**Work instructions**
Count how many lines contain "hatch" and reply with that number only.

═════ Information supplied ═════

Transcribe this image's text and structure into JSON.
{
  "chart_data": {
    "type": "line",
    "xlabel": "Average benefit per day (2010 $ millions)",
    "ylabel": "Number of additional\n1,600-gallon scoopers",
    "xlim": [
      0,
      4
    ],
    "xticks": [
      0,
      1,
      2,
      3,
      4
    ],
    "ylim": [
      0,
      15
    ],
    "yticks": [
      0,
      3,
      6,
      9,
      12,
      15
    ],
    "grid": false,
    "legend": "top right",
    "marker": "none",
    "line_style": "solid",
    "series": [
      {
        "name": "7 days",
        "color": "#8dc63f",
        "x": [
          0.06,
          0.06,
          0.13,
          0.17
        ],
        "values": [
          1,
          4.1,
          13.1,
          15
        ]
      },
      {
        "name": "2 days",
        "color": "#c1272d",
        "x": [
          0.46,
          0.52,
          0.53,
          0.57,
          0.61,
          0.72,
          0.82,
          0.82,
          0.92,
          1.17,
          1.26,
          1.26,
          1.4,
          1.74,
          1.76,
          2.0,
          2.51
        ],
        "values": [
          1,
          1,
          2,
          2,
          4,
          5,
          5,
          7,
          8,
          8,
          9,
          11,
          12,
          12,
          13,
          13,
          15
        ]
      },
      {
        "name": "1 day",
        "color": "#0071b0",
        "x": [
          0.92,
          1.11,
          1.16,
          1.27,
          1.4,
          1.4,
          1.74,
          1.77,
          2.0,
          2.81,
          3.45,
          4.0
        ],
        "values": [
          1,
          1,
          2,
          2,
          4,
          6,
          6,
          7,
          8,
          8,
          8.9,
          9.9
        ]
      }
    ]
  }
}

═════
═════ Information supplied ═════

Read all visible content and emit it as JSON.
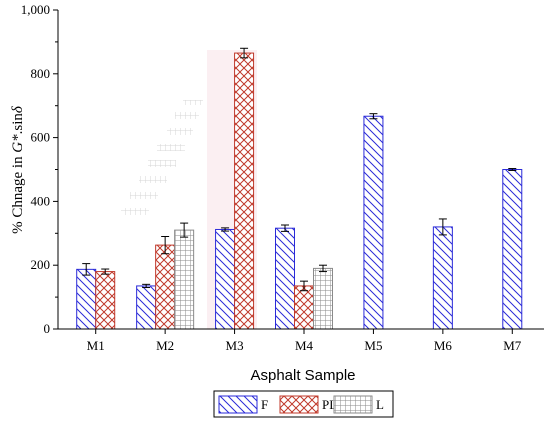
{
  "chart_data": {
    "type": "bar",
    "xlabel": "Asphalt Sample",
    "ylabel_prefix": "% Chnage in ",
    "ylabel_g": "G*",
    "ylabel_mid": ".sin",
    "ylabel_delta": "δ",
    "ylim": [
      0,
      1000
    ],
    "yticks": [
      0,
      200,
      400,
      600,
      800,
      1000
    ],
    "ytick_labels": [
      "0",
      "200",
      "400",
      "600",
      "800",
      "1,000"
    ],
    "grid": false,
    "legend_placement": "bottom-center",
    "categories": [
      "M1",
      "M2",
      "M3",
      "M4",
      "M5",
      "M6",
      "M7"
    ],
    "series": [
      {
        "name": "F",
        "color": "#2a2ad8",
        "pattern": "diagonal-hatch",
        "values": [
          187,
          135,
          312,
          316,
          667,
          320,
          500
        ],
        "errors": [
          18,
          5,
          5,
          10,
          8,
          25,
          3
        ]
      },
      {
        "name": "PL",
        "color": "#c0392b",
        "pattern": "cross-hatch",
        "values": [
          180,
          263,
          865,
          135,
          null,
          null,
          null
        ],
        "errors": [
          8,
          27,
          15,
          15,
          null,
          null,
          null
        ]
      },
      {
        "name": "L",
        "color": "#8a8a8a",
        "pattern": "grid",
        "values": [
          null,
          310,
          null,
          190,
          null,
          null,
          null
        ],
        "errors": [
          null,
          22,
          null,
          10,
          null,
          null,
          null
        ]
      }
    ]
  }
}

═════

**Correct answer**
2